_Request_
Below are some records. Pull every line that contains the word "region".

_Records that describe figures_
......
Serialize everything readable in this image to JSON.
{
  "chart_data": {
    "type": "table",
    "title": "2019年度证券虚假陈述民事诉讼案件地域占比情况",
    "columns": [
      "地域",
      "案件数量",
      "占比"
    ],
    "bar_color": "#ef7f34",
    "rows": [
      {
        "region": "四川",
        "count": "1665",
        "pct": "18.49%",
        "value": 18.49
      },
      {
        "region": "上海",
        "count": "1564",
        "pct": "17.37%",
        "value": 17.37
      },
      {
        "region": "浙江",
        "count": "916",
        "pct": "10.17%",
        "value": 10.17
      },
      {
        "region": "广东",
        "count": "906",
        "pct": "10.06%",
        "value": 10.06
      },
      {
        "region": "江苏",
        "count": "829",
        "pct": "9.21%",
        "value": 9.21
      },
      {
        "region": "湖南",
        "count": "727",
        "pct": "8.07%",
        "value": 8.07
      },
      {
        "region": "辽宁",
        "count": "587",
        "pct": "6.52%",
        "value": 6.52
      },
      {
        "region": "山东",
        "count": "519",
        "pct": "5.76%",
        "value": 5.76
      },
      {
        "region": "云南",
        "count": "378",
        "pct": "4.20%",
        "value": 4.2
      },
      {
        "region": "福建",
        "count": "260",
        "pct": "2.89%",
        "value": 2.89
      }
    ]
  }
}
......
_Finished task_
        "region": "四川",
        "region": "上海",
        "region": "浙江",
        "region": "广东",
        "region": "江苏",
        "region": "湖南",
        "region": "辽宁",
        "region": "山东",
        "region": "云南",
        "region": "福建",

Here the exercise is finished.